Description of the task
Scan the material that follows. Copy every line containing the word "Press".

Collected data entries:
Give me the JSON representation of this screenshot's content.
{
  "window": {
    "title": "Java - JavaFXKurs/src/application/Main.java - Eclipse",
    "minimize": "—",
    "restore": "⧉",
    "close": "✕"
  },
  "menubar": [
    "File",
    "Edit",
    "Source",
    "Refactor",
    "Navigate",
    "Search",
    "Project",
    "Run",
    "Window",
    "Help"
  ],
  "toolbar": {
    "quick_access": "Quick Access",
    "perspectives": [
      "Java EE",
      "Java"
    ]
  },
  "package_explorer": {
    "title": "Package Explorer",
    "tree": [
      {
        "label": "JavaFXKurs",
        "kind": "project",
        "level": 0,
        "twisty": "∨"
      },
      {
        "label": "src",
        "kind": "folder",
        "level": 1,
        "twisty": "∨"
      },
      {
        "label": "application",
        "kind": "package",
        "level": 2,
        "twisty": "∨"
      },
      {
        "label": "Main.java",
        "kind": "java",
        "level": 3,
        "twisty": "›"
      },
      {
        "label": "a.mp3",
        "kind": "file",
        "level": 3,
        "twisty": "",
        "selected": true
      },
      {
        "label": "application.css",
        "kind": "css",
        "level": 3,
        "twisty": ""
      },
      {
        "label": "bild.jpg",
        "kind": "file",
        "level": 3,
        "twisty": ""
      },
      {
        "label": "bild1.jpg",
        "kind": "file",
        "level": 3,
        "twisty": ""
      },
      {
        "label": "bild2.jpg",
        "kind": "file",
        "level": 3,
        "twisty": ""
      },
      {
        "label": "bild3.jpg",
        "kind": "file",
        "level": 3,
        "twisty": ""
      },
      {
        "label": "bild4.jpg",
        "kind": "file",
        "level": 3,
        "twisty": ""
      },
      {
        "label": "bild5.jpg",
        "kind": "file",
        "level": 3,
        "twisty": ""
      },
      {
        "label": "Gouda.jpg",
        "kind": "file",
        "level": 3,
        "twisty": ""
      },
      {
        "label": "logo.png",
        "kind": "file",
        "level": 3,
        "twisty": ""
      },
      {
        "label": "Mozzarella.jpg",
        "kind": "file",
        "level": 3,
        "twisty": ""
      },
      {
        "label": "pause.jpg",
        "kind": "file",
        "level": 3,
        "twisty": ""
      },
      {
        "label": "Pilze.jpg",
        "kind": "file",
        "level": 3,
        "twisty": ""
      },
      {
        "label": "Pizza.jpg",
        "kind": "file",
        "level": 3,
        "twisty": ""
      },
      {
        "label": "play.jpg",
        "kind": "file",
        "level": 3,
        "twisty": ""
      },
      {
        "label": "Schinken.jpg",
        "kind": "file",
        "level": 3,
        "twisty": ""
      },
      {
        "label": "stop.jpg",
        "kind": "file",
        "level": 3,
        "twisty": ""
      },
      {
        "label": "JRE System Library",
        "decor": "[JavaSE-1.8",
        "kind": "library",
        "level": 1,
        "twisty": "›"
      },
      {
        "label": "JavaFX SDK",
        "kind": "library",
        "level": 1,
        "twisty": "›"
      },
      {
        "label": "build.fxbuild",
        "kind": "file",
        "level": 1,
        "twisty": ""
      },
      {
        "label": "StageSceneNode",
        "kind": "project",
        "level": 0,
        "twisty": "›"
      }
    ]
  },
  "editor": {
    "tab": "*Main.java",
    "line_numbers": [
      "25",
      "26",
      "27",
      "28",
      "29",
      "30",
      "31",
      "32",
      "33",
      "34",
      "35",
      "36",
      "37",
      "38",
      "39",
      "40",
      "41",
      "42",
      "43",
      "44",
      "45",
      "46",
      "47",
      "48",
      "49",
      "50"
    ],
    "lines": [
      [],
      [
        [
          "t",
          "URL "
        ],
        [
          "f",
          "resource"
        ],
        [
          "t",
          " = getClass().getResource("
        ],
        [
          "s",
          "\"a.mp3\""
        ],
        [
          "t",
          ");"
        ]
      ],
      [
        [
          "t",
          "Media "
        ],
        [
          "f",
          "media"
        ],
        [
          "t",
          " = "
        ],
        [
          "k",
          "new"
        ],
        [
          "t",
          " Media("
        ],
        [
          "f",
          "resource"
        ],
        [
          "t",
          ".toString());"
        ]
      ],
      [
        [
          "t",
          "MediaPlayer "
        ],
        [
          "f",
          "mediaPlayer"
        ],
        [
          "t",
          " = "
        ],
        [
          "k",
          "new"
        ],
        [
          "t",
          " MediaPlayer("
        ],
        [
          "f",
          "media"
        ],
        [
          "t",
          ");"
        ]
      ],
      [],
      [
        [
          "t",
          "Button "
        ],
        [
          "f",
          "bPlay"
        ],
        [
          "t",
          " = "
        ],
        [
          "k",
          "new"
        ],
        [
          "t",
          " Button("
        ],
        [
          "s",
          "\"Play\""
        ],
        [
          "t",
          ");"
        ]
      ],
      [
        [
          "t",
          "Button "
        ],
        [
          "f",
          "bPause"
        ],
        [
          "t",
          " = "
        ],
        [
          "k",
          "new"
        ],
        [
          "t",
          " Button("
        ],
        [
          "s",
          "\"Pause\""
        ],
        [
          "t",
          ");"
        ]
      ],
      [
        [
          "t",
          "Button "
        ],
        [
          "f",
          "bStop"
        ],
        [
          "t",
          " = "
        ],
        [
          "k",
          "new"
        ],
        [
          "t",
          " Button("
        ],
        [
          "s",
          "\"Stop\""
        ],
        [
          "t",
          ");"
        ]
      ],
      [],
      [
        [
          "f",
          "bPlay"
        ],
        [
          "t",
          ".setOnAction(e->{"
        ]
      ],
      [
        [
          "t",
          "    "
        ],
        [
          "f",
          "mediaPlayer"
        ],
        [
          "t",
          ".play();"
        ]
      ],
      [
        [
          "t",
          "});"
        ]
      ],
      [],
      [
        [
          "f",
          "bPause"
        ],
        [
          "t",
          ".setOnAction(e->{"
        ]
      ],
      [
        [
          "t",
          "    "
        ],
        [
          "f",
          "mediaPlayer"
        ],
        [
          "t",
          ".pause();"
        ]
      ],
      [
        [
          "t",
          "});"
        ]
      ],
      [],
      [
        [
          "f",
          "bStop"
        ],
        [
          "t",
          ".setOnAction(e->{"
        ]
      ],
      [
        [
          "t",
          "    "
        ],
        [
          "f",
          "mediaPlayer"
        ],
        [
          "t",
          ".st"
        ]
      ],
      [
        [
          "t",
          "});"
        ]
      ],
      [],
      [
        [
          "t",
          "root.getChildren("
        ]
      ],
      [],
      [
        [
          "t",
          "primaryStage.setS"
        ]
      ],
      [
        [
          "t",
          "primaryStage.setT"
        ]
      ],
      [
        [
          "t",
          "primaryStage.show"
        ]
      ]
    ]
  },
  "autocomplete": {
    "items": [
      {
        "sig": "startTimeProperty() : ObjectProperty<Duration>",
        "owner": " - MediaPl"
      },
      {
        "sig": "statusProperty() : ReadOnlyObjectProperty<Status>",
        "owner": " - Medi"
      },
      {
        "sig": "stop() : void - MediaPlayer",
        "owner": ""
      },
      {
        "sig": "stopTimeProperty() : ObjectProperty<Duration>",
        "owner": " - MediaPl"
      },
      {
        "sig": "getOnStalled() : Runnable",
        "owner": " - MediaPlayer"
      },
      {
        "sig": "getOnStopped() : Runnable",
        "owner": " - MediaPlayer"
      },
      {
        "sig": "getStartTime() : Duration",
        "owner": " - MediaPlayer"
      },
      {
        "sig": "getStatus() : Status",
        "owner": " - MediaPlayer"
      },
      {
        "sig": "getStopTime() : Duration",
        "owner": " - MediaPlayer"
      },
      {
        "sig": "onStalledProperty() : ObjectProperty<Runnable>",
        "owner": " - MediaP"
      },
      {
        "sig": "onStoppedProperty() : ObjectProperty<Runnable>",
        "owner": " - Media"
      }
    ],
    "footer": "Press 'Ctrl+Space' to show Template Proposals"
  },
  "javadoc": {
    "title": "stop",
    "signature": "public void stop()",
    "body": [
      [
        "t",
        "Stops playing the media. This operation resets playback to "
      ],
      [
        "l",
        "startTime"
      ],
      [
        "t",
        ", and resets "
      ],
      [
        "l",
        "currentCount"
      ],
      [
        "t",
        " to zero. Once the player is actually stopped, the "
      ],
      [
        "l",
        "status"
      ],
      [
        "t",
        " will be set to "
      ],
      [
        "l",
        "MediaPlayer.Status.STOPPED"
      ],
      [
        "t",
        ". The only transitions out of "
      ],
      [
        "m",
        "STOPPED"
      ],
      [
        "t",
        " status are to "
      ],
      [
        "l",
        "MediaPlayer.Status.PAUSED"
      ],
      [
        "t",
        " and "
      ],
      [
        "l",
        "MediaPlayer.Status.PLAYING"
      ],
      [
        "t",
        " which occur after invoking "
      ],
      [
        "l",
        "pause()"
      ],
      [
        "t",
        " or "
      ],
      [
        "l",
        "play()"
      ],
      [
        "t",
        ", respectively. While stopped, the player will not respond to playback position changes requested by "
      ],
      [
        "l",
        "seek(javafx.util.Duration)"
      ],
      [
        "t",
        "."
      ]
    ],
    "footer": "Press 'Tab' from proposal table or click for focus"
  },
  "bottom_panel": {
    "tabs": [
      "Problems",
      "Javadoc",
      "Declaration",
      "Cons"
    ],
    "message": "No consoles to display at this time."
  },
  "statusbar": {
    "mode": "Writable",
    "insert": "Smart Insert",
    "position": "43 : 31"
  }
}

Completed task
    "footer": "Press 'Ctrl+Space' to show Template Proposals"
    "footer": "Press 'Tab' from proposal table or click for focus"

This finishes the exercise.